[BEGIN]

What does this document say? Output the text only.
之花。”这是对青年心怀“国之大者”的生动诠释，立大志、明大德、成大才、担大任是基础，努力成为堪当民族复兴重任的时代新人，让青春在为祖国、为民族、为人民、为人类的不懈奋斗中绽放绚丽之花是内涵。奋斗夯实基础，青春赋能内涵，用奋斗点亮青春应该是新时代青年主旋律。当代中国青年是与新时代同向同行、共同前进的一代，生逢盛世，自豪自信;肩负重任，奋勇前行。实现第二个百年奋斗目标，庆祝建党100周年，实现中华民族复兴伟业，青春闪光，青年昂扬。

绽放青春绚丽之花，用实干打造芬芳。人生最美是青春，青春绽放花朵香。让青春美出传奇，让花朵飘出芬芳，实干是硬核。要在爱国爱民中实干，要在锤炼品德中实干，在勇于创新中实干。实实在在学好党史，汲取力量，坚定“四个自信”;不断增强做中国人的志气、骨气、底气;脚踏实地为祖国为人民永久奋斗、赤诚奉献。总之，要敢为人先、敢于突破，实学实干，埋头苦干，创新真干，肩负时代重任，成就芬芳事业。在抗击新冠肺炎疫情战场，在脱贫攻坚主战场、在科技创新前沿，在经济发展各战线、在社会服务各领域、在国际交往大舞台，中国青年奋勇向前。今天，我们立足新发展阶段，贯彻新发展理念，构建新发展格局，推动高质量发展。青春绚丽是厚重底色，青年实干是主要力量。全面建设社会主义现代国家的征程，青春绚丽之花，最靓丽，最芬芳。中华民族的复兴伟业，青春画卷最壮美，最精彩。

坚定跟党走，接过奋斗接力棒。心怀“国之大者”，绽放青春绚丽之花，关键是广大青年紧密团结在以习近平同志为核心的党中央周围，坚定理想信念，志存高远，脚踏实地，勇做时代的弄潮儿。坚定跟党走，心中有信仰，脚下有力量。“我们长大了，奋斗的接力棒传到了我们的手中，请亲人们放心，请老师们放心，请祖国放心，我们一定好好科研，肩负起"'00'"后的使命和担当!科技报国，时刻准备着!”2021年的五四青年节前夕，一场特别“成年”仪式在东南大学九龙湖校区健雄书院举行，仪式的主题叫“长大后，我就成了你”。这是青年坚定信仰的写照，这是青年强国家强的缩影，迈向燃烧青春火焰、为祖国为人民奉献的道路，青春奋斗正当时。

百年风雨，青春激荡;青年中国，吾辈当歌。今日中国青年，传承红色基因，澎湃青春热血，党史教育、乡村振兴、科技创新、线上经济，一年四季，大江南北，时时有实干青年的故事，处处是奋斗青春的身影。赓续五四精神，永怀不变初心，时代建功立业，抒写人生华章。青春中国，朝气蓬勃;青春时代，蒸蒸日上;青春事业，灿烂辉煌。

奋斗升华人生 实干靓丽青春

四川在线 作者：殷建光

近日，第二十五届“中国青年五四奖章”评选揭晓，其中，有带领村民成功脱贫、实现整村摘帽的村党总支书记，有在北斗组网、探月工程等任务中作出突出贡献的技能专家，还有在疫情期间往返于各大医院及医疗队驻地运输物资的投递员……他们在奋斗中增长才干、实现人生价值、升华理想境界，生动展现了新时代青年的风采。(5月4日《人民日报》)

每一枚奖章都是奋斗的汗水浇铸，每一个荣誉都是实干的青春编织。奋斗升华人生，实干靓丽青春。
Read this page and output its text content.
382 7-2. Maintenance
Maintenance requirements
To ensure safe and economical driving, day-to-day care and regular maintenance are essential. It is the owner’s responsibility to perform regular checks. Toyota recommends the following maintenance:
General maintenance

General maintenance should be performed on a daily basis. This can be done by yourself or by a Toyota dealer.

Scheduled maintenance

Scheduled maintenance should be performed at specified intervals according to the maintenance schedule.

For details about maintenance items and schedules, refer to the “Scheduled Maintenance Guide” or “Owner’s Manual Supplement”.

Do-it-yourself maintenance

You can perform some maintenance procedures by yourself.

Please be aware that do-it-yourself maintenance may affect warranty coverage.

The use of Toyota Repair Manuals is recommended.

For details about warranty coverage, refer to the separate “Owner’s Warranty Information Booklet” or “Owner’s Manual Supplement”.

[END]

▶ [STATED TASK]
Reproduce every line of the listing above in which the string "General" appears.

▶ [REPLY]
General maintenance
General maintenance should be performed on a daily basis. This can be done by yourself or by a Toyota dealer.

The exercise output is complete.